▶ Direction: Take the line with "Extract all readable text from this page." and every line after it, through the end of the listing, and give them again exactly, pictures excluded.

▶ Data listing:
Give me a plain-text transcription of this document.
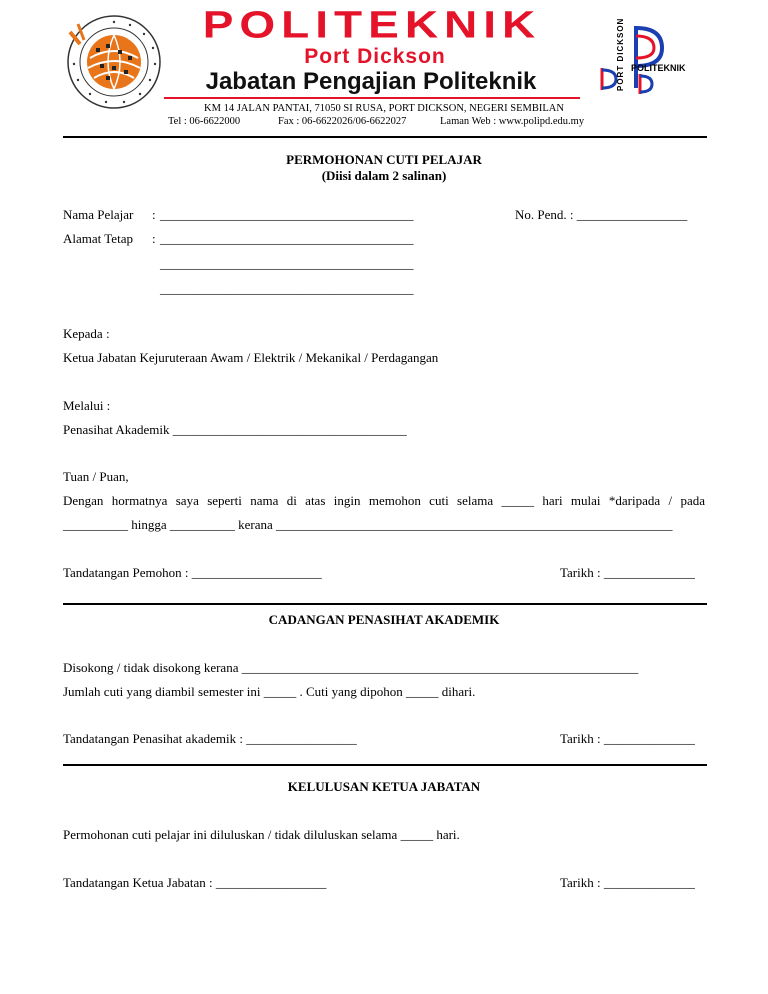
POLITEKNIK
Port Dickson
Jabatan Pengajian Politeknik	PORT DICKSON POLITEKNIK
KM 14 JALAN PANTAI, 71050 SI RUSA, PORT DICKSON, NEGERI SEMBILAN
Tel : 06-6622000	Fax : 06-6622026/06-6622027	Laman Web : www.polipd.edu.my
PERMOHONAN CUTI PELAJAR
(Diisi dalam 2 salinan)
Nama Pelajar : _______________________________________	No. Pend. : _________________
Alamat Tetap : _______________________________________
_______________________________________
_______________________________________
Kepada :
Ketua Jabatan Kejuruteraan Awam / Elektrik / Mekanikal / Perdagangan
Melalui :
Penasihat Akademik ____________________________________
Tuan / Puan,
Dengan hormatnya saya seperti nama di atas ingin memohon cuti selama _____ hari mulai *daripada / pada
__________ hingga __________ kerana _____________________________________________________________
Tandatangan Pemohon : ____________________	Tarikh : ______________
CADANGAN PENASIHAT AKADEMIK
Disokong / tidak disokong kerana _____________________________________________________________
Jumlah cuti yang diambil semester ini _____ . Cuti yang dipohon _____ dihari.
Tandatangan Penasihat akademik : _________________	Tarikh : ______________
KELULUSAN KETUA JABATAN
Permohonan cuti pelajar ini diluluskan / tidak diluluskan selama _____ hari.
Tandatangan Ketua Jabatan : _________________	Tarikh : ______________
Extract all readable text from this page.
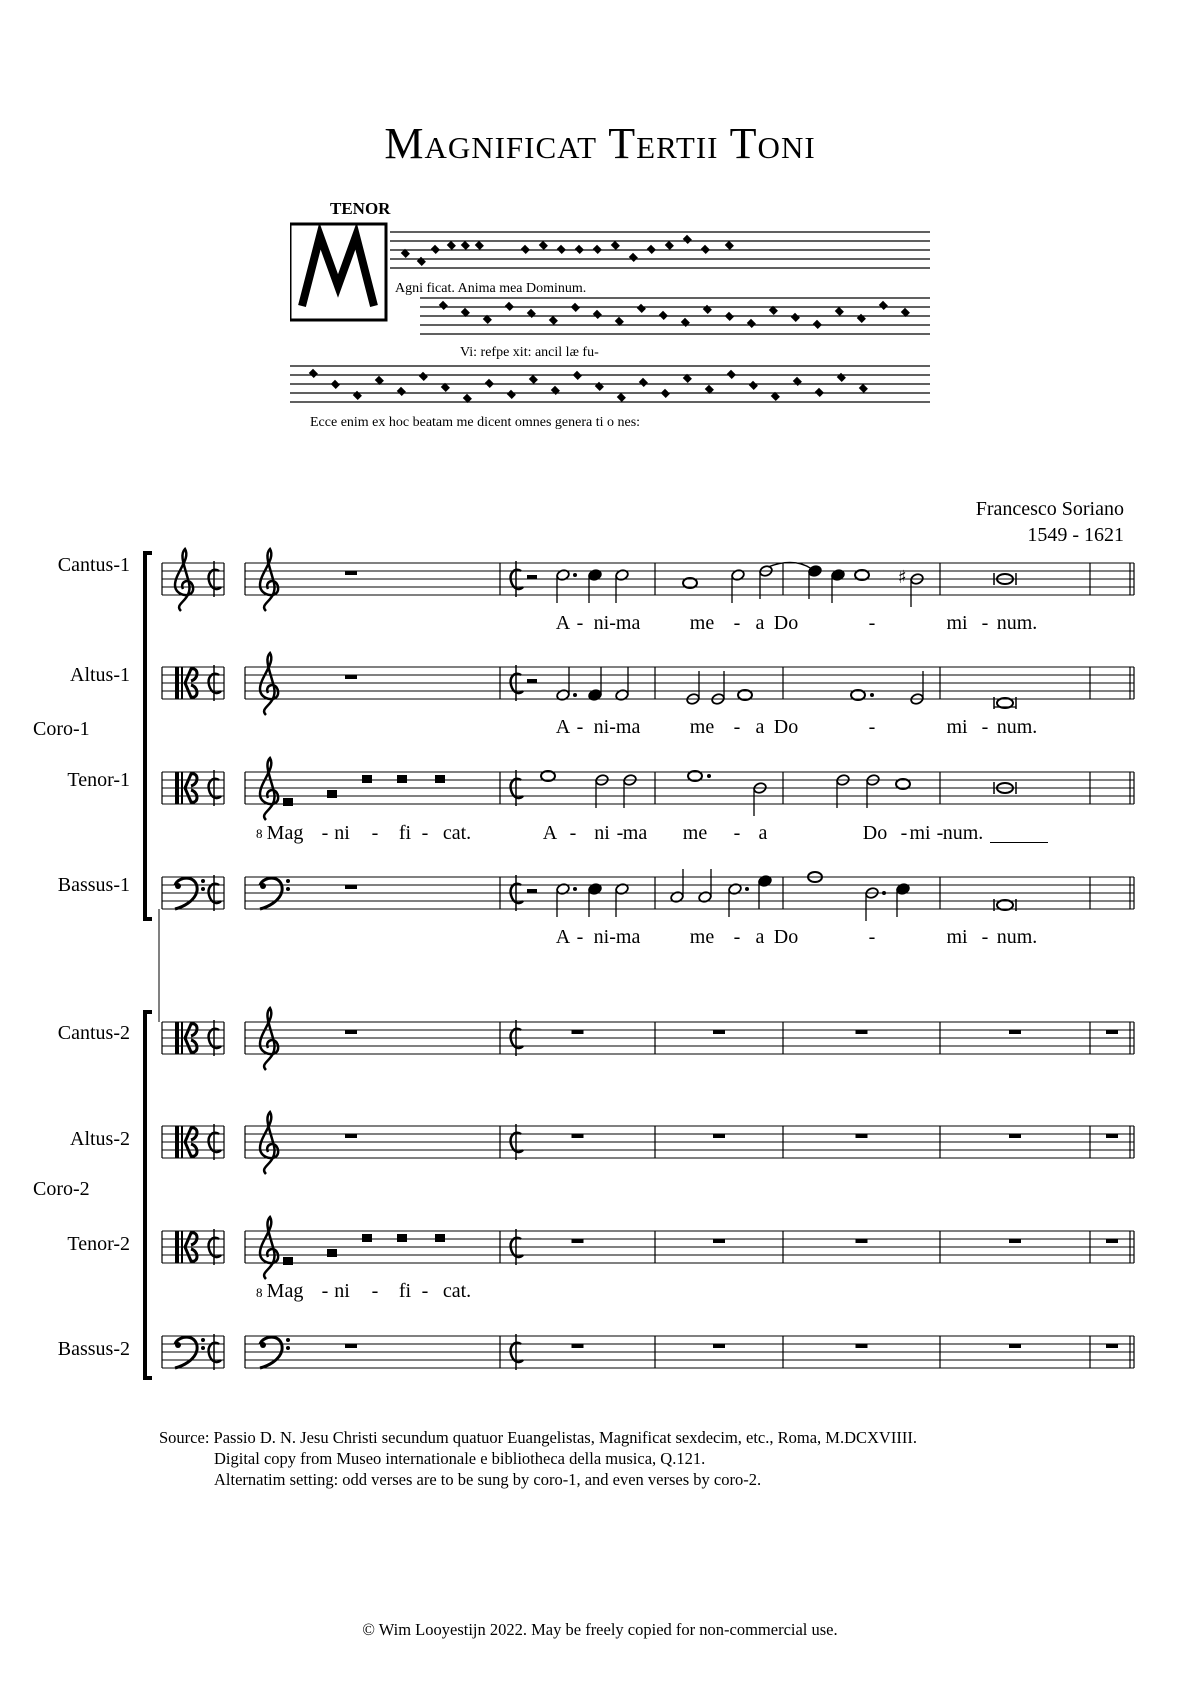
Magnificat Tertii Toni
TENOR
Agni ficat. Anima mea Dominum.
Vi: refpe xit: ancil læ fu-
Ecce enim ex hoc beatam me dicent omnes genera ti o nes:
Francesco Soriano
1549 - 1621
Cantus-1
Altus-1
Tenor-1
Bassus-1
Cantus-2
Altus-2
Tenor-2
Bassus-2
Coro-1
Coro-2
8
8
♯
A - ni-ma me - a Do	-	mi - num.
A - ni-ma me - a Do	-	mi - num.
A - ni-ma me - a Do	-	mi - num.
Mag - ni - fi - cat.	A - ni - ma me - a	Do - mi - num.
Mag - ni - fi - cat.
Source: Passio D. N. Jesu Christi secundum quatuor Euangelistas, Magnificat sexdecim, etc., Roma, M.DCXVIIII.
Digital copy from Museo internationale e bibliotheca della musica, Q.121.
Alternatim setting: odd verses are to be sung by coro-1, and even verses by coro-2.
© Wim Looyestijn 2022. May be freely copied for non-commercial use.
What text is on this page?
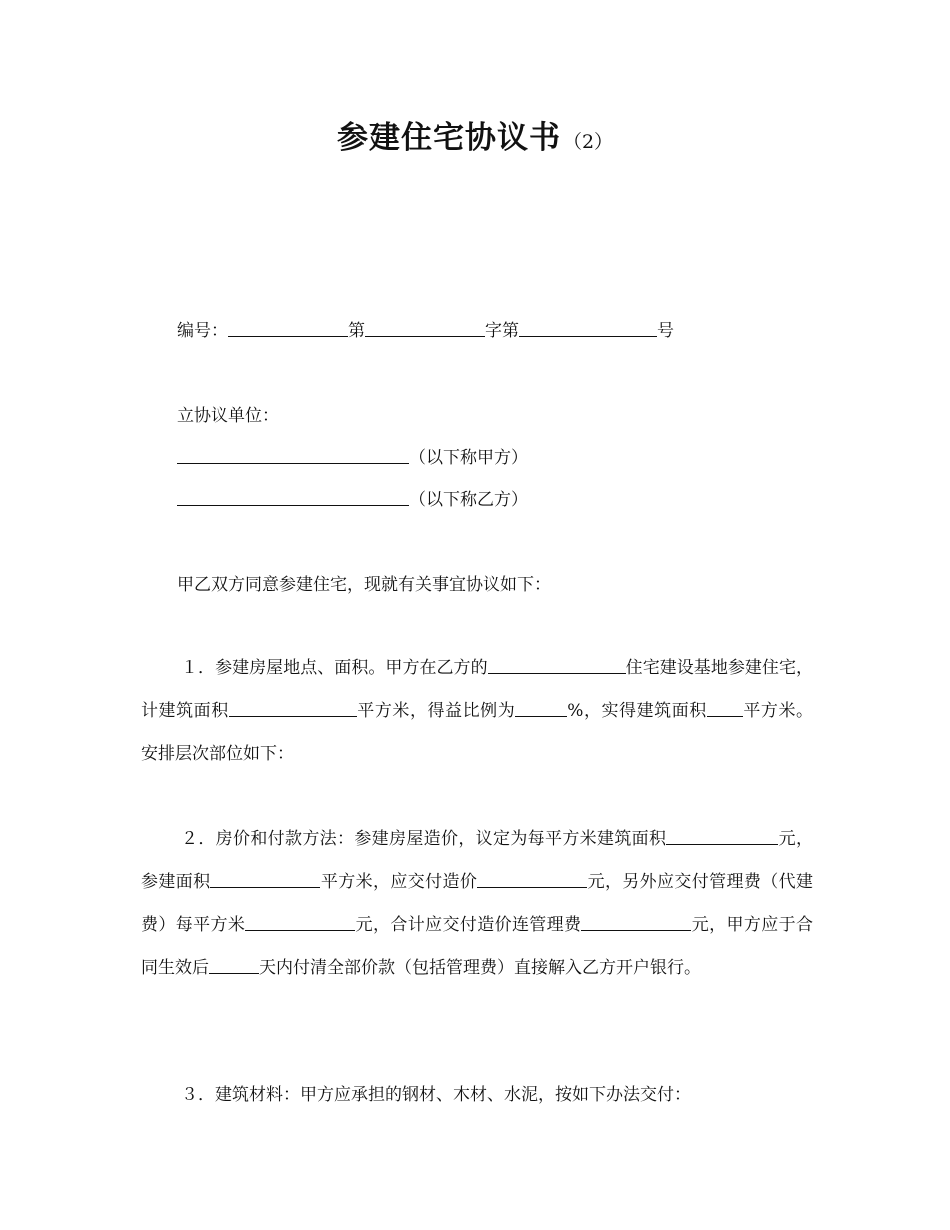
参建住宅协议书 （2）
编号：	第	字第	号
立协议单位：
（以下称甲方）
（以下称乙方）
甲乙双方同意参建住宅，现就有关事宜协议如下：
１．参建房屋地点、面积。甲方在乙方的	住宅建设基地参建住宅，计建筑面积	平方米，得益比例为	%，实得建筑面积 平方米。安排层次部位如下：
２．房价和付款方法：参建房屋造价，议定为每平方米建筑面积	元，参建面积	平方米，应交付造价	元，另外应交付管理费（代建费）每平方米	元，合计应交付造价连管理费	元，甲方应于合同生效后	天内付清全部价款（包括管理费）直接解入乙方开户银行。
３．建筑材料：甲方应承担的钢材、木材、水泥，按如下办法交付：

▶ Response to this exercise:
Extract all readable text from this page.
Magnificat Tertii Toni
TENOR
Agni ficat. Anima mea Dominum.
Vi: refpe xit: ancil læ fu-
Ecce enim ex hoc beatam me dicent omnes genera ti o nes:
Francesco Soriano
1549 - 1621
Cantus-1
Altus-1
Tenor-1
Bassus-1
Cantus-2
Altus-2
Tenor-2
Bassus-2
Coro-1
Coro-2
8
8
♯
A - ni-ma me - a Do	-	mi - num.
A - ni-ma me - a Do	-	mi - num.
A - ni-ma me - a Do	-	mi - num.
Mag - ni - fi - cat.	A - ni - ma me - a	Do - mi - num.
Mag - ni - fi - cat.
Source: Passio D. N. Jesu Christi secundum quatuor Euangelistas, Magnificat sexdecim, etc., Roma, M.DCXVIIII.
Digital copy from Museo internationale e bibliotheca della musica, Q.121.
Alternatim setting: odd verses are to be sung by coro-1, and even verses by coro-2.
© Wim Looyestijn 2022. May be freely copied for non-commercial use.
What text is on this page?
参建住宅协议书 （2）
编号：	第	字第	号
立协议单位：
（以下称甲方）
（以下称乙方）
甲乙双方同意参建住宅，现就有关事宜协议如下：
１．参建房屋地点、面积。甲方在乙方的	住宅建设基地参建住宅，计建筑面积	平方米，得益比例为	%，实得建筑面积 平方米。安排层次部位如下：
２．房价和付款方法：参建房屋造价，议定为每平方米建筑面积	元，参建面积	平方米，应交付造价	元，另外应交付管理费（代建费）每平方米	元，合计应交付造价连管理费	元，甲方应于合同生效后	天内付清全部价款（包括管理费）直接解入乙方开户银行。
３．建筑材料：甲方应承担的钢材、木材、水泥，按如下办法交付：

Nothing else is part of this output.